What to produce:
Return only these lines: the one that contains "Extract all readable text from this page." and every line after it through the end of the listing, exactly, without pictures.

Provided entries:
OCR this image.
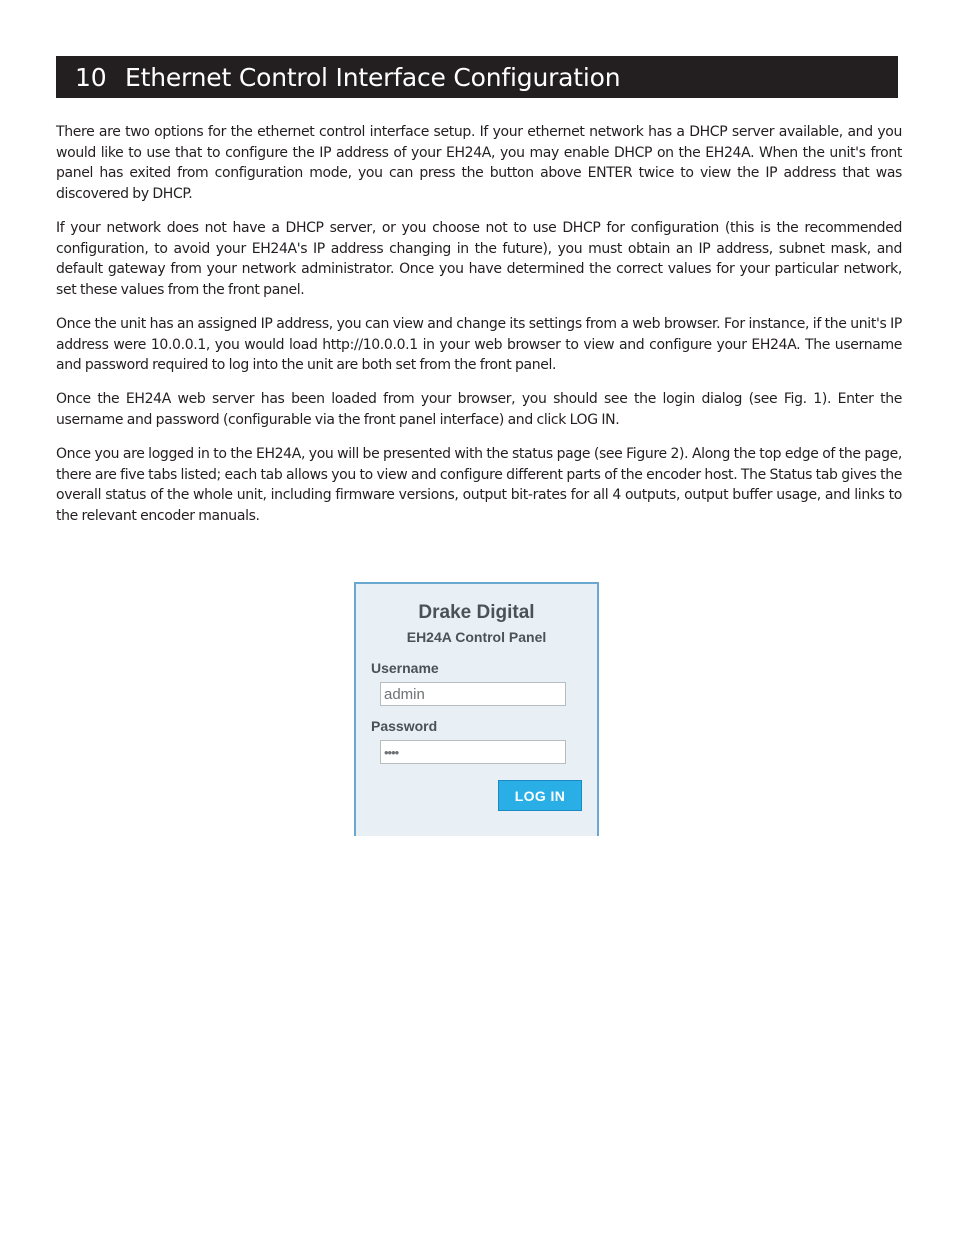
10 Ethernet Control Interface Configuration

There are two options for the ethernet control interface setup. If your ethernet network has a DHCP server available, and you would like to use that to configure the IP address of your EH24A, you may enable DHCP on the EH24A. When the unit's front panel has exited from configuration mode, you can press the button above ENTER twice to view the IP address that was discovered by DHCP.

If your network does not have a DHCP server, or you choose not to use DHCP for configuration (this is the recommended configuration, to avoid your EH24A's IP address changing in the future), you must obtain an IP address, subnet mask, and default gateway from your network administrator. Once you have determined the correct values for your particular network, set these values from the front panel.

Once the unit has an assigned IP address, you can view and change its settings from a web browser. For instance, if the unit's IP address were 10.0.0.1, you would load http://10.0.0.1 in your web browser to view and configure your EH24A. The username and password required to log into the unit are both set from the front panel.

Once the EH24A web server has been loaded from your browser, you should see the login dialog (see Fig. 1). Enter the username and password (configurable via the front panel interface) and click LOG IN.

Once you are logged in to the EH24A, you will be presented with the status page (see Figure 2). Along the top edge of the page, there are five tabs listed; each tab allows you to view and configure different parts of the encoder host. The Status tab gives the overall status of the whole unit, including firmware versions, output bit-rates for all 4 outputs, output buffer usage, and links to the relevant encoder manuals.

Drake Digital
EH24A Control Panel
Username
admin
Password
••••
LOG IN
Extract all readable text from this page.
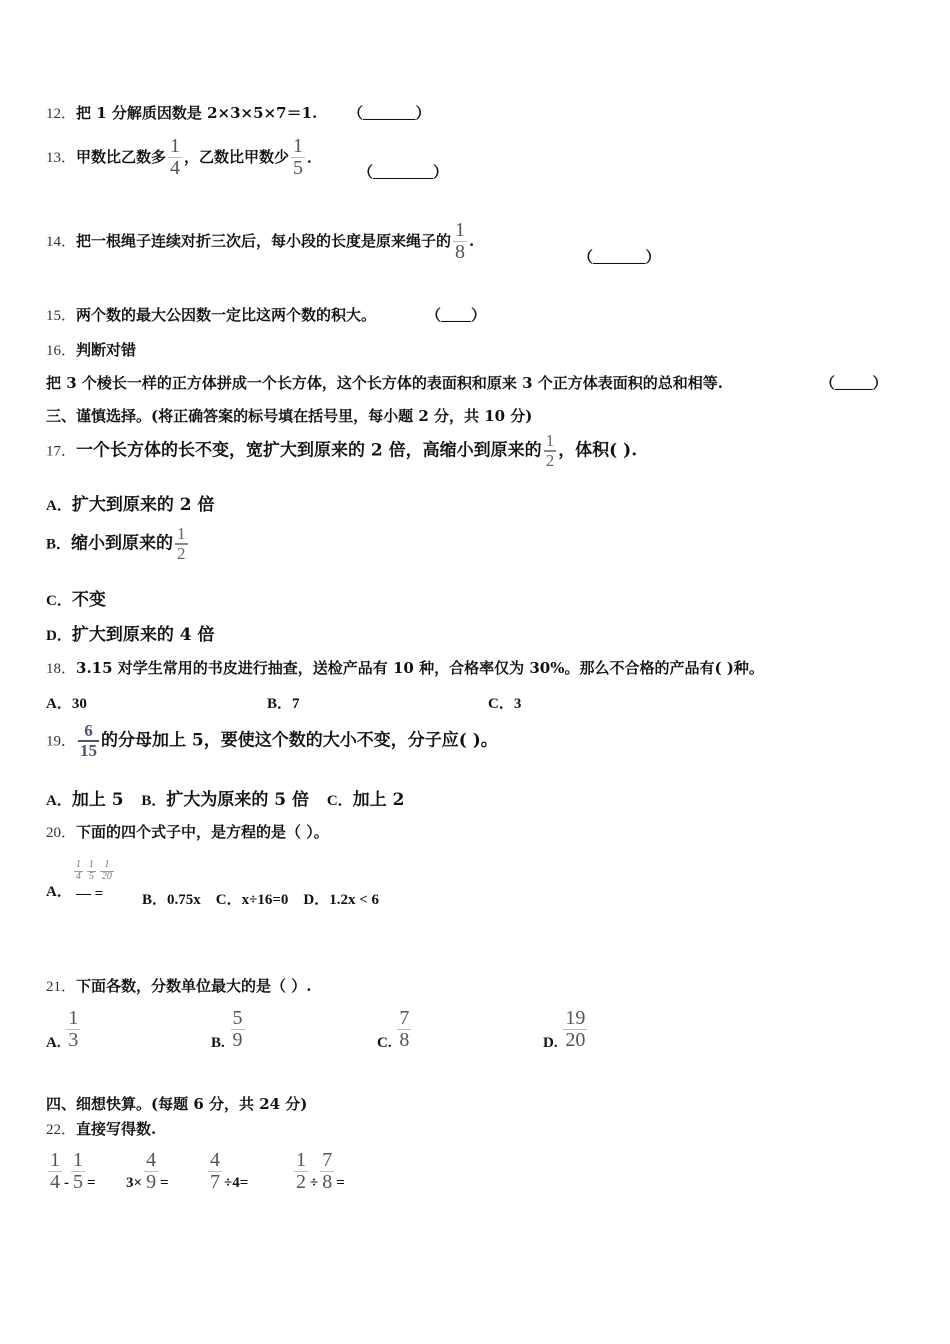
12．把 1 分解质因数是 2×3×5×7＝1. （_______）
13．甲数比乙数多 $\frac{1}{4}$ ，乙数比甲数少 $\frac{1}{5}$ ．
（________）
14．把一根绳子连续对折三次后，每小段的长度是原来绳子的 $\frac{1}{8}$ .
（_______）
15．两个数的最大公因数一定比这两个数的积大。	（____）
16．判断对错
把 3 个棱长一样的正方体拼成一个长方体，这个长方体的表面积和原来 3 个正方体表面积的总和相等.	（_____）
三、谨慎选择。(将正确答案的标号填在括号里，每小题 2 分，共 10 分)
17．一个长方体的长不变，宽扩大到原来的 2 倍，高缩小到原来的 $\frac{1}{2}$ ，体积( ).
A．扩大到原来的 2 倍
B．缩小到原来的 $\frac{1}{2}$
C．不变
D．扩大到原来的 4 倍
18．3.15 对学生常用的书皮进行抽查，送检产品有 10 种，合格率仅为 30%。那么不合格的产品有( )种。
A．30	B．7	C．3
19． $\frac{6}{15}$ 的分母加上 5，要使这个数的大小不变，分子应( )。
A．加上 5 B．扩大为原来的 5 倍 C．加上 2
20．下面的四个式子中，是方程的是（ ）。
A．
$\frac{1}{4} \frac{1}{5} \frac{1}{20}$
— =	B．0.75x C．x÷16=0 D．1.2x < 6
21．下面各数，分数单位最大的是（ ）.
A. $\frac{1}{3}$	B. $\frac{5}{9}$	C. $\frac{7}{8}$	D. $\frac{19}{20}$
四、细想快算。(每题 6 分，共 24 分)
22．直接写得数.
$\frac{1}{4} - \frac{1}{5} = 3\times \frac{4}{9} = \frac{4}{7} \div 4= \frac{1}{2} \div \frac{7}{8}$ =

The result:
Extract all readable text from this page.
12．把 1 分解质因数是 2×3×5×7＝1. （_______）
13．甲数比乙数多 $\frac{1}{4}$ ，乙数比甲数少 $\frac{1}{5}$ ．
（________）
14．把一根绳子连续对折三次后，每小段的长度是原来绳子的 $\frac{1}{8}$ .
（_______）
15．两个数的最大公因数一定比这两个数的积大。	（____）
16．判断对错
把 3 个棱长一样的正方体拼成一个长方体，这个长方体的表面积和原来 3 个正方体表面积的总和相等.	（_____）
三、谨慎选择。(将正确答案的标号填在括号里，每小题 2 分，共 10 分)
17．一个长方体的长不变，宽扩大到原来的 2 倍，高缩小到原来的 $\frac{1}{2}$ ，体积( ).
A．扩大到原来的 2 倍
B．缩小到原来的 $\frac{1}{2}$
C．不变
D．扩大到原来的 4 倍
18．3.15 对学生常用的书皮进行抽查，送检产品有 10 种，合格率仅为 30%。那么不合格的产品有( )种。
A．30	B．7	C．3
19． $\frac{6}{15}$ 的分母加上 5，要使这个数的大小不变，分子应( )。
A．加上 5 B．扩大为原来的 5 倍 C．加上 2
20．下面的四个式子中，是方程的是（ ）。
A．
$\frac{1}{4} \frac{1}{5} \frac{1}{20}$
— =	B．0.75x C．x÷16=0 D．1.2x < 6
21．下面各数，分数单位最大的是（ ）.
A. $\frac{1}{3}$	B. $\frac{5}{9}$	C. $\frac{7}{8}$	D. $\frac{19}{20}$
四、细想快算。(每题 6 分，共 24 分)
22．直接写得数.
$\frac{1}{4} - \frac{1}{5} = 3\times \frac{4}{9} = \frac{4}{7} \div 4= \frac{1}{2} \div \frac{7}{8}$ =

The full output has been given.